*INFORMATION SHOWN*.
····················
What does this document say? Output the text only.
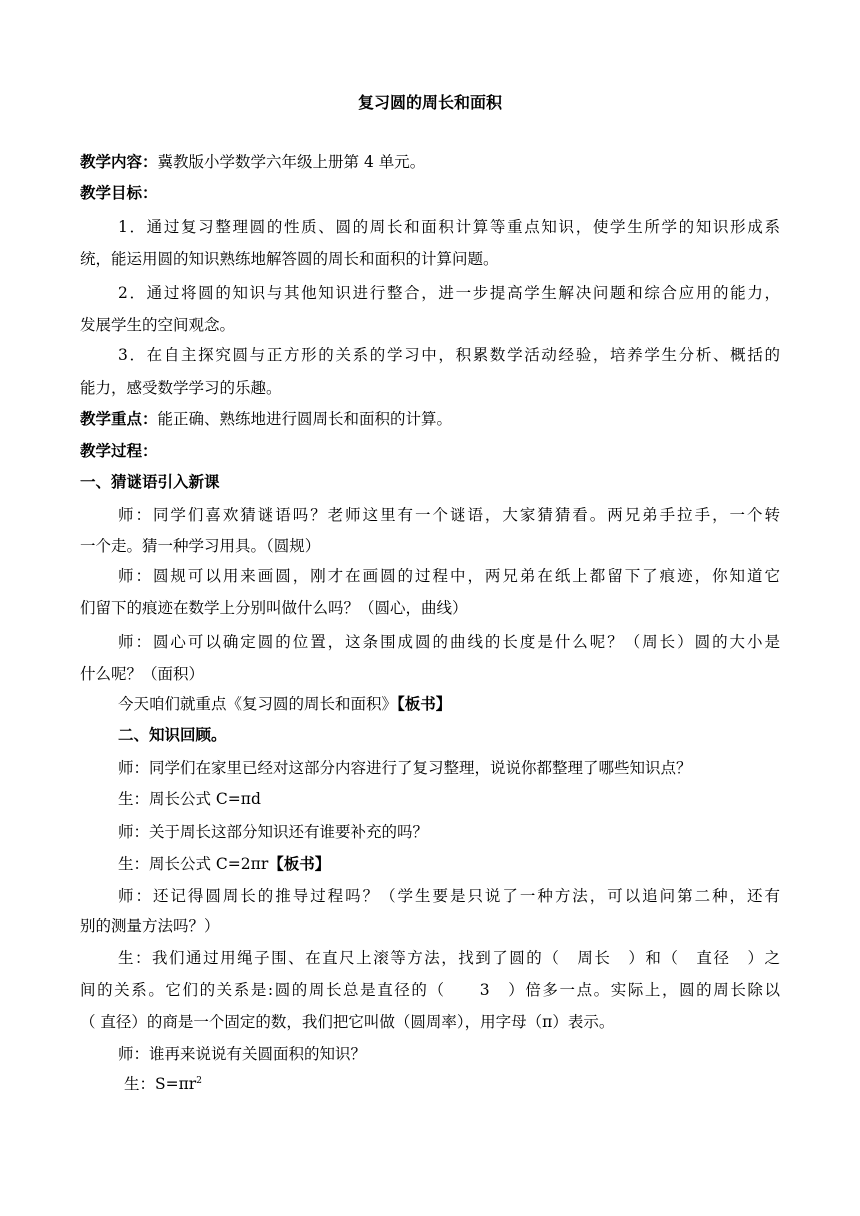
复习圆的周长和面积
教学内容：冀教版小学数学六年级上册第 4 单元。
教学目标：
1．通过复习整理圆的性质、圆的周长和面积计算等重点知识，使学生所学的知识形成系
统，能运用圆的知识熟练地解答圆的周长和面积的计算问题。
2．通过将圆的知识与其他知识进行整合，进一步提高学生解决问题和综合应用的能力，
发展学生的空间观念。
3．在自主探究圆与正方形的关系的学习中，积累数学活动经验，培养学生分析、概括的
能力，感受数学学习的乐趣。
教学重点：能正确、熟练地进行圆周长和面积的计算。
教学过程：
一、猜谜语引入新课
师：同学们喜欢猜谜语吗？老师这里有一个谜语，大家猜猜看。两兄弟手拉手，一个转
一个走。猜一种学习用具。（圆规）
师：圆规可以用来画圆，刚才在画圆的过程中，两兄弟在纸上都留下了痕迹，你知道它
们留下的痕迹在数学上分别叫做什么吗？（圆心，曲线）
师：圆心可以确定圆的位置，这条围成圆的曲线的长度是什么呢？（周长）圆的大小是
什么呢？（面积）
今天咱们就重点《复习圆的周长和面积》【板书】
二、知识回顾。
师：同学们在家里已经对这部分内容进行了复习整理，说说你都整理了哪些知识点？
生：周长公式 C=πd
师：关于周长这部分知识还有谁要补充的吗？
生：周长公式 C=2πr【板书】
师：还记得圆周长的推导过程吗？（学生要是只说了一种方法，可以追问第二种，还有
别的测量方法吗？）
生：我们通过用绳子围、在直尺上滚等方法，找到了圆的（　周长　）和（　直径　）之
间的关系。它们的关系是:圆的周长总是直径的（　　3　）倍多一点。实际上，圆的周长除以
（ 直径）的商是一个固定的数，我们把它叫做（圆周率），用字母（π）表示。
师：谁再来说说有关圆面积的知识？
生：$S=\pi r^2$
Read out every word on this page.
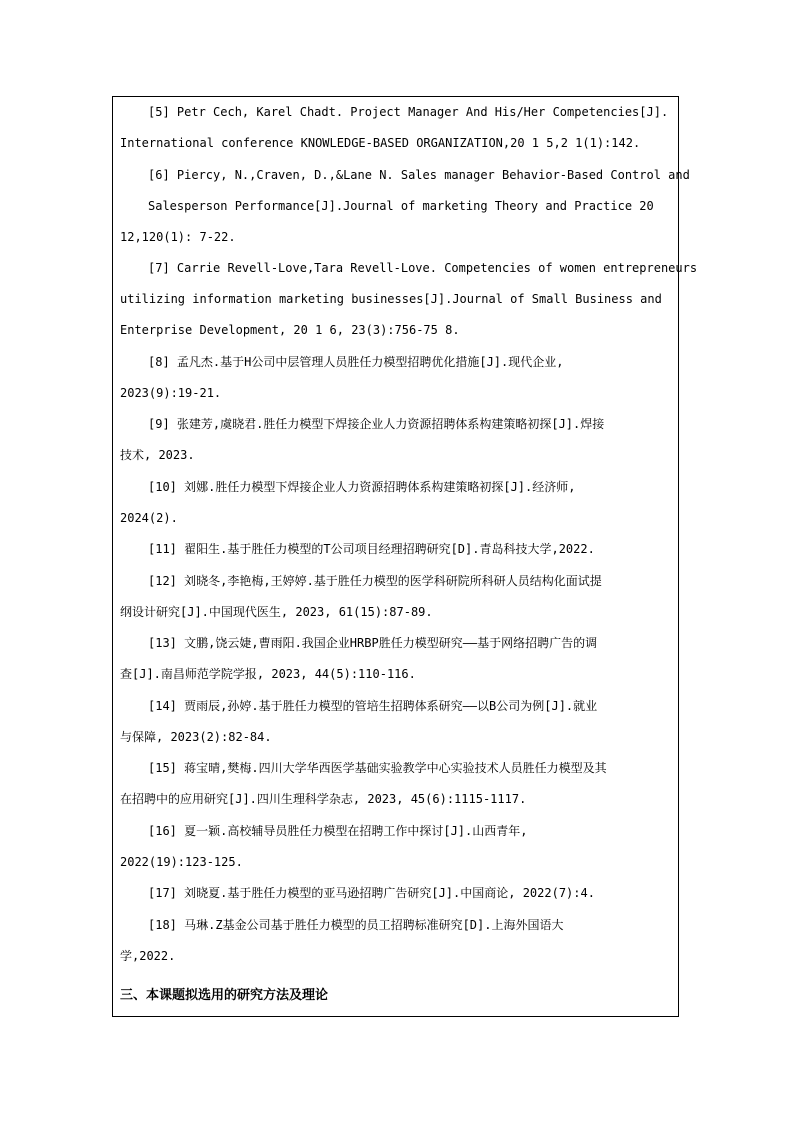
[5] Petr Cech, Karel Chadt. Project Manager And His/Her Competencies[J].
International conference KNOWLEDGE-BASED ORGANIZATION,20 1 5,2 1(1):142.
[6] Piercy, N.,Craven, D.,&Lane N. Sales manager Behavior-Based Control and
Salesperson Performance[J].Journal of marketing Theory and Practice 20
12,120(1): 7-22.
[7] Carrie Revell-Love,Tara Revell-Love. Competencies of women entrepreneurs
utilizing information marketing businesses[J].Journal of Small Business and
Enterprise Development, 20 1 6, 23(3):756-75 8.
[8] 孟凡杰.基于H公司中层管理人员胜任力模型招聘优化措施[J].现代企业,
2023(9):19-21.
[9] 张建芳,虞晓君.胜任力模型下焊接企业人力资源招聘体系构建策略初探[J].焊接
技术, 2023.
[10] 刘娜.胜任力模型下焊接企业人力资源招聘体系构建策略初探[J].经济师,
2024(2).
[11] 翟阳生.基于胜任力模型的T公司项目经理招聘研究[D].青岛科技大学,2022.
[12] 刘晓冬,李艳梅,王婷婷.基于胜任力模型的医学科研院所科研人员结构化面试提
纲设计研究[J].中国现代医生, 2023, 61(15):87-89.
[13] 文鹏,饶云婕,曹雨阳.我国企业HRBP胜任力模型研究——基于网络招聘广告的调
查[J].南昌师范学院学报, 2023, 44(5):110-116.
[14] 贾雨辰,孙婷.基于胜任力模型的管培生招聘体系研究——以B公司为例[J].就业
与保障, 2023(2):82-84.
[15] 蒋宝晴,樊梅.四川大学华西医学基础实验教学中心实验技术人员胜任力模型及其
在招聘中的应用研究[J].四川生理科学杂志, 2023, 45(6):1115-1117.
[16] 夏一颖.高校辅导员胜任力模型在招聘工作中探讨[J].山西青年,
2022(19):123-125.
[17] 刘晓夏.基于胜任力模型的亚马逊招聘广告研究[J].中国商论, 2022(7):4.
[18] 马琳.Z基金公司基于胜任力模型的员工招聘标准研究[D].上海外国语大
学,2022.
三、本课题拟选用的研究方法及理论
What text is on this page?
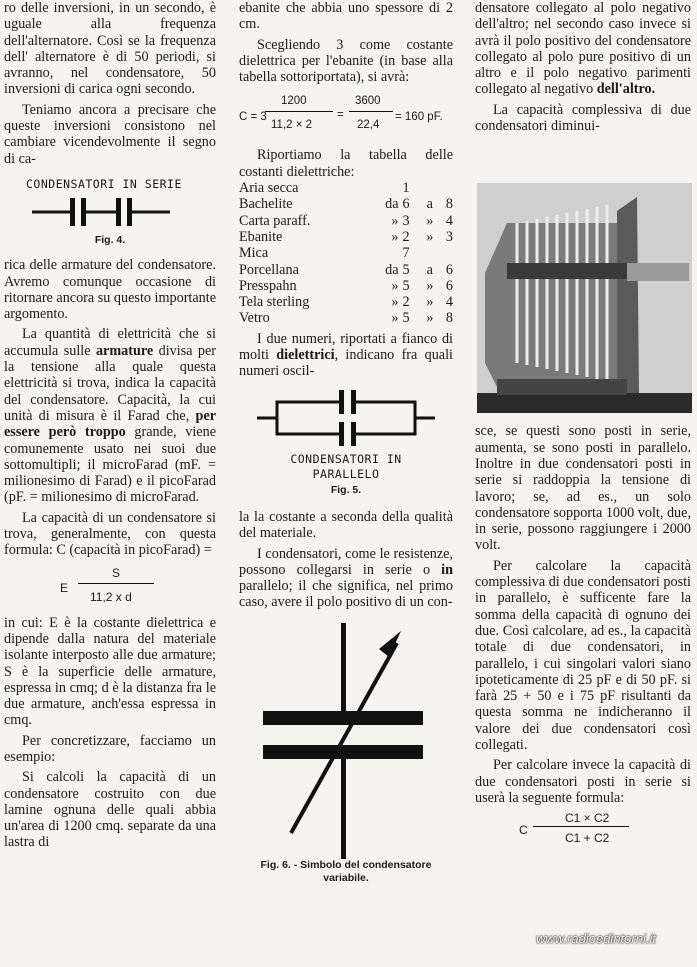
ro delle inversioni, in un secondo, è uguale alla frequenza dell'alternatore. Così se la frequenza dell' alternatore è di 50 periodi, si avranno, nel condensatore, 50 inversioni di carica ogni secondo.

Teniamo ancora a precisare che queste inversioni consistono nel cambiare vicendevolmente il segno di ca-

CONDENSATORI IN SERIE
Fig. 4.

rica delle armature del condensatore. Avremo comunque occasione di ritornare ancora su questo importante argomento.

La quantità di elettricità che si accumula sulle armature divisa per la tensione alla quale questa elettricità si trova, indica la capacità del condensatore. Capacità, la cui unità di misura è il Farad che, per essere però troppo grande, viene comunemente usato nei suoi due sottomultipli; il microFarad (mF. = milionesimo di Farad) e il picoFarad (pF. = milionesimo di microFarad.

La capacità di un condensatore si trova, generalmente, con questa formula: C (capacità in picoFarad) =

E
S
11,2 x d

in cui: E è la costante dielettrica e dipende dalla natura del materiale isolante interposto alle due armature; S è la superficie delle armature, espressa in cmq; d è la distanza fra le due armature, anch'essa espressa in cmq.

Per concretizzare, facciamo un esempio:

Si calcoli la capacità di un condensatore costruito con due lamine ognuna delle quali abbia un'area di 1200 cmq. separate da una lastra di

ebanite che abbia uno spessore di 2 cm.

Scegliendo 3 come costante dielettrica per l'ebanite (in base alla tabella sottoriportata), si avrà:

C = 3
1200
11,2 × 2
=
3600
22,4
= 160 pF.

Riportiamo la tabella delle costanti dielettriche:

Aria secca		1		
Bachelite	da	6	a	8
Carta paraff.	»	3	»	4
Ebanite	»	2	»	3
Mica		7		
Porcellana	da	5	a	6
Presspahn	»	5	»	6
Tela sterling	»	2	»	4
Vetro	»	5	»	8

I due numeri, riportati a fianco di molti dielettrici, indicano fra quali numeri oscil-

CONDENSATORI IN
PARALLELO
Fig. 5.

la la costante a seconda della qualità del materiale.

I condensatori, come le resistenze, possono collegarsi in serie o in parallelo; il che significa, nel primo caso, avere il polo positivo di un con-

Fig. 6. - Simbolo del condensatore variabile.

densatore collegato al polo negativo dell'altro; nel secondo caso invece si avrà il polo positivo del condensatore collegato al polo pure positivo di un altro e il polo negativo parimenti collegato al negativo dell'altro.

La capacità complessiva di due condensatori diminui-

sce, se questi sono posti in serie, aumenta, se sono posti in parallelo. Inoltre in due condensatori posti in serie si raddoppia la tensione di lavoro; se, ad es., un solo condensatore sopporta 1000 volt, due, in serie, possono raggiungere i 2000 volt.

Per calcolare la capacità complessiva di due condensatori posti in parallelo, è sufficente fare la somma della capacità di ognuno dei due. Così calcolare, ad es., la capacità totale di due condensatori, in parallelo, i cui singolari valori siano ipoteticamente di 25 pF e di 50 pF. si farà 25 + 50 e i 75 pF risultanti da questa somma ne indicheranno il valore dei due condensatori così collegati.

Per calcolare invece la capacità di due condensatori posti in serie si userà la seguente formula:

C
C1 × C2
C1 + C2
www.radioedintorni.it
····················
*TASK GOAL*. Without the images, write out each line of the data verbatim.

*RESULT BELOW*.
What does this document say? Output the text only.
复习圆的周长和面积
教学内容：冀教版小学数学六年级上册第 4 单元。
教学目标：
1．通过复习整理圆的性质、圆的周长和面积计算等重点知识，使学生所学的知识形成系
统，能运用圆的知识熟练地解答圆的周长和面积的计算问题。
2．通过将圆的知识与其他知识进行整合，进一步提高学生解决问题和综合应用的能力，
发展学生的空间观念。
3．在自主探究圆与正方形的关系的学习中，积累数学活动经验，培养学生分析、概括的
能力，感受数学学习的乐趣。
教学重点：能正确、熟练地进行圆周长和面积的计算。
教学过程：
一、猜谜语引入新课
师：同学们喜欢猜谜语吗？老师这里有一个谜语，大家猜猜看。两兄弟手拉手，一个转
一个走。猜一种学习用具。（圆规）
师：圆规可以用来画圆，刚才在画圆的过程中，两兄弟在纸上都留下了痕迹，你知道它
们留下的痕迹在数学上分别叫做什么吗？（圆心，曲线）
师：圆心可以确定圆的位置，这条围成圆的曲线的长度是什么呢？（周长）圆的大小是
什么呢？（面积）
今天咱们就重点《复习圆的周长和面积》【板书】
二、知识回顾。
师：同学们在家里已经对这部分内容进行了复习整理，说说你都整理了哪些知识点？
生：周长公式 C=πd
师：关于周长这部分知识还有谁要补充的吗？
生：周长公式 C=2πr【板书】
师：还记得圆周长的推导过程吗？（学生要是只说了一种方法，可以追问第二种，还有
别的测量方法吗？）
生：我们通过用绳子围、在直尺上滚等方法，找到了圆的（　周长　）和（　直径　）之
间的关系。它们的关系是:圆的周长总是直径的（　　3　）倍多一点。实际上，圆的周长除以
（ 直径）的商是一个固定的数，我们把它叫做（圆周率），用字母（π）表示。
师：谁再来说说有关圆面积的知识？
生：$S=\pi r^2$
Read out every word on this page.
[5] Petr Cech, Karel Chadt. Project Manager And His/Her Competencies[J].
International conference KNOWLEDGE-BASED ORGANIZATION,20 1 5,2 1(1):142.
[6] Piercy, N.,Craven, D.,&Lane N. Sales manager Behavior-Based Control and
Salesperson Performance[J].Journal of marketing Theory and Practice 20
12,120(1): 7-22.
[7] Carrie Revell-Love,Tara Revell-Love. Competencies of women entrepreneurs
utilizing information marketing businesses[J].Journal of Small Business and
Enterprise Development, 20 1 6, 23(3):756-75 8.
[8] 孟凡杰.基于H公司中层管理人员胜任力模型招聘优化措施[J].现代企业,
2023(9):19-21.
[9] 张建芳,虞晓君.胜任力模型下焊接企业人力资源招聘体系构建策略初探[J].焊接
技术, 2023.
[10] 刘娜.胜任力模型下焊接企业人力资源招聘体系构建策略初探[J].经济师,
2024(2).
[11] 翟阳生.基于胜任力模型的T公司项目经理招聘研究[D].青岛科技大学,2022.
[12] 刘晓冬,李艳梅,王婷婷.基于胜任力模型的医学科研院所科研人员结构化面试提
纲设计研究[J].中国现代医生, 2023, 61(15):87-89.
[13] 文鹏,饶云婕,曹雨阳.我国企业HRBP胜任力模型研究——基于网络招聘广告的调
查[J].南昌师范学院学报, 2023, 44(5):110-116.
[14] 贾雨辰,孙婷.基于胜任力模型的管培生招聘体系研究——以B公司为例[J].就业
与保障, 2023(2):82-84.
[15] 蒋宝晴,樊梅.四川大学华西医学基础实验教学中心实验技术人员胜任力模型及其
在招聘中的应用研究[J].四川生理科学杂志, 2023, 45(6):1115-1117.
[16] 夏一颖.高校辅导员胜任力模型在招聘工作中探讨[J].山西青年,
2022(19):123-125.
[17] 刘晓夏.基于胜任力模型的亚马逊招聘广告研究[J].中国商论, 2022(7):4.
[18] 马琳.Z基金公司基于胜任力模型的员工招聘标准研究[D].上海外国语大
学,2022.
三、本课题拟选用的研究方法及理论
What text is on this page?
ro delle inversioni, in un secondo, è uguale alla frequenza dell'alternatore. Così se la frequenza dell' alternatore è di 50 periodi, si avranno, nel condensatore, 50 inversioni di carica ogni secondo.

Teniamo ancora a precisare che queste inversioni consistono nel cambiare vicendevolmente il segno di ca-

CONDENSATORI IN SERIE
Fig. 4.

rica delle armature del condensatore. Avremo comunque occasione di ritornare ancora su questo importante argomento.

La quantità di elettricità che si accumula sulle armature divisa per la tensione alla quale questa elettricità si trova, indica la capacità del condensatore. Capacità, la cui unità di misura è il Farad che, per essere però troppo grande, viene comunemente usato nei suoi due sottomultipli; il microFarad (mF. = milionesimo di Farad) e il picoFarad (pF. = milionesimo di microFarad.

La capacità di un condensatore si trova, generalmente, con questa formula: C (capacità in picoFarad) =

E
S
11,2 x d

in cui: E è la costante dielettrica e dipende dalla natura del materiale isolante interposto alle due armature; S è la superficie delle armature, espressa in cmq; d è la distanza fra le due armature, anch'essa espressa in cmq.

Per concretizzare, facciamo un esempio:

Si calcoli la capacità di un condensatore costruito con due lamine ognuna delle quali abbia un'area di 1200 cmq. separate da una lastra di

ebanite che abbia uno spessore di 2 cm.

Scegliendo 3 come costante dielettrica per l'ebanite (in base alla tabella sottoriportata), si avrà:

C = 3
1200
11,2 × 2
=
3600
22,4
= 160 pF.

Riportiamo la tabella delle costanti dielettriche:

Aria secca		1		
Bachelite	da	6	a	8
Carta paraff.	»	3	»	4
Ebanite	»	2	»	3
Mica		7		
Porcellana	da	5	a	6
Presspahn	»	5	»	6
Tela sterling	»	2	»	4
Vetro	»	5	»	8

I due numeri, riportati a fianco di molti dielettrici, indicano fra quali numeri oscil-

CONDENSATORI IN
PARALLELO
Fig. 5.

la la costante a seconda della qualità del materiale.

I condensatori, come le resistenze, possono collegarsi in serie o in parallelo; il che significa, nel primo caso, avere il polo positivo di un con-

Fig. 6. - Simbolo del condensatore variabile.

densatore collegato al polo negativo dell'altro; nel secondo caso invece si avrà il polo positivo del condensatore collegato al polo pure positivo di un altro e il polo negativo parimenti collegato al negativo dell'altro.

La capacità complessiva di due condensatori diminui-

sce, se questi sono posti in serie, aumenta, se sono posti in parallelo. Inoltre in due condensatori posti in serie si raddoppia la tensione di lavoro; se, ad es., un solo condensatore sopporta 1000 volt, due, in serie, possono raggiungere i 2000 volt.

Per calcolare la capacità complessiva di due condensatori posti in parallelo, è sufficente fare la somma della capacità di ognuno dei due. Così calcolare, ad es., la capacità totale di due condensatori, in parallelo, i cui singolari valori siano ipoteticamente di 25 pF e di 50 pF. si farà 25 + 50 e i 75 pF risultanti da questa somma ne indicheranno il valore dei due condensatori così collegati.

Per calcolare invece la capacità di due condensatori posti in serie si userà la seguente formula:

C
C1 × C2
C1 + C2
www.radioedintorni.it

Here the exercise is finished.